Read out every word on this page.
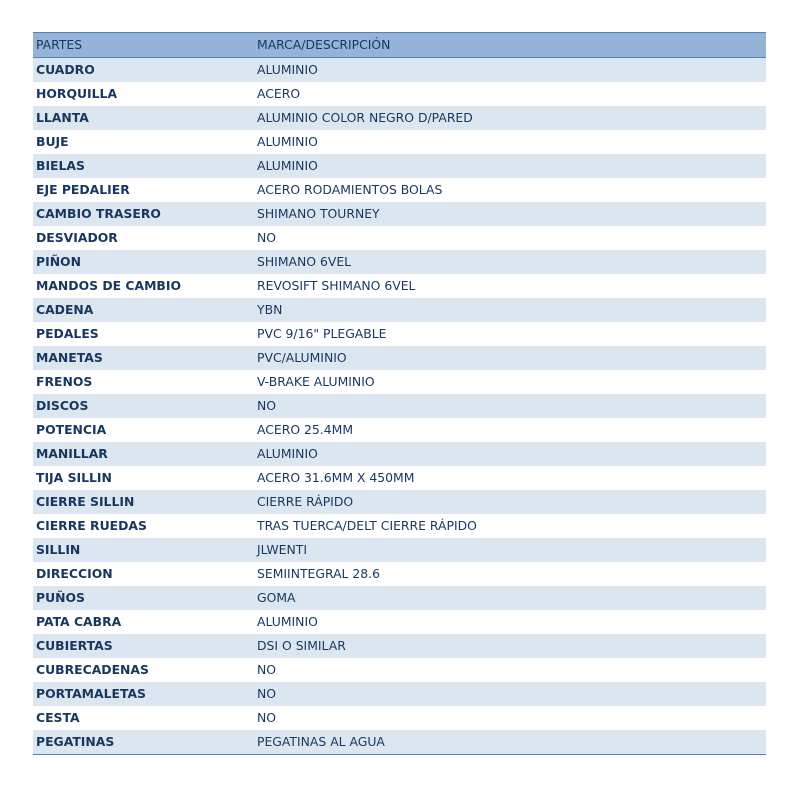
PARTES	MARCA/DESCRIPCIÓN
CUADRO	ALUMINIO
HORQUILLA	ACERO
LLANTA	ALUMINIO COLOR NEGRO D/PARED
BUJE	ALUMINIO
BIELAS	ALUMINIO
EJE PEDALIER	ACERO RODAMIENTOS BOLAS
CAMBIO TRASERO	SHIMANO TOURNEY
DESVIADOR	NO
PIÑON	SHIMANO 6VEL
MANDOS DE CAMBIO	REVOSIFT SHIMANO 6VEL
CADENA	YBN
PEDALES	PVC 9/16" PLEGABLE
MANETAS	PVC/ALUMINIO
FRENOS	V-BRAKE ALUMINIO
DISCOS	NO
POTENCIA	ACERO 25.4MM
MANILLAR	ALUMINIO
TIJA SILLIN	ACERO 31.6MM X 450MM
CIERRE SILLIN	CIERRE RÁPIDO
CIERRE RUEDAS	TRAS TUERCA/DELT CIERRE RÁPIDO
SILLIN	JLWENTI
DIRECCION	SEMIINTEGRAL 28.6
PUÑOS	GOMA
PATA CABRA	ALUMINIO
CUBIERTAS	DSI O SIMILAR
CUBRECADENAS	NO
PORTAMALETAS	NO
CESTA	NO
PEGATINAS	PEGATINAS AL AGUA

================================

# The problem
From the entries above, copy out every line where the string "ACERO" appears.

# Solution for this exercise
HORQUILLA	ACERO
EJE PEDALIER	ACERO RODAMIENTOS BOLAS
POTENCIA	ACERO 25.4MM
TIJA SILLIN	ACERO 31.6MM X 450MM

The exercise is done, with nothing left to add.